_STORED ROWS_:
.....

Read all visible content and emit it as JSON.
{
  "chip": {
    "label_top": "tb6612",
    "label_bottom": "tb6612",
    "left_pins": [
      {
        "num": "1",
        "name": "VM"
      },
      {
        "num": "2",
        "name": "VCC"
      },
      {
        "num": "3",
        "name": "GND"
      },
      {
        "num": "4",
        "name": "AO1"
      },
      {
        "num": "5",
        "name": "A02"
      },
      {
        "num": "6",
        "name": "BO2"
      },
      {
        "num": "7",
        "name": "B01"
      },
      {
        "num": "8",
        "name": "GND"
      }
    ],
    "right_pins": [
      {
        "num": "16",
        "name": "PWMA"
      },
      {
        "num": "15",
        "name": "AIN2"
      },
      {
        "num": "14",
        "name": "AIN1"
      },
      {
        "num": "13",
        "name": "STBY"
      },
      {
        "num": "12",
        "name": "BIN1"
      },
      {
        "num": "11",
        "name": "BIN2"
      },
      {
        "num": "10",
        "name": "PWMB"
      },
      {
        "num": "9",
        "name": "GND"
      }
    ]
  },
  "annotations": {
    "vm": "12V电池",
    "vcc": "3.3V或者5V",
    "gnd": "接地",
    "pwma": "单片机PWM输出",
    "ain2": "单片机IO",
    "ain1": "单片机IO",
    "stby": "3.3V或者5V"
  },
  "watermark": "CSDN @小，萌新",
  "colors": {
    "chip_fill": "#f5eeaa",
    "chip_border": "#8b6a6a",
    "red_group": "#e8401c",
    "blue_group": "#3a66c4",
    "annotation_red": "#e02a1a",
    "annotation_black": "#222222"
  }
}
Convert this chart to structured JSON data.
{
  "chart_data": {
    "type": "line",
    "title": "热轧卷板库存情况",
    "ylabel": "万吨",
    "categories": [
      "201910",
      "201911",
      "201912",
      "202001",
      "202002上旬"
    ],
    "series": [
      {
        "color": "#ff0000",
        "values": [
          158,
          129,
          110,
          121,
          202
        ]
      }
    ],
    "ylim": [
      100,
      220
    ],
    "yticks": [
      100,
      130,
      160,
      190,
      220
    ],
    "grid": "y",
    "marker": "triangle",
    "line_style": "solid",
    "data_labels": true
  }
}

.....

_DIRECTION_: In the entries above, find each line with the string "JSON" and copy it.

_TASK ANSWER_:
Read all visible content and emit it as JSON.
Convert this chart to structured JSON data.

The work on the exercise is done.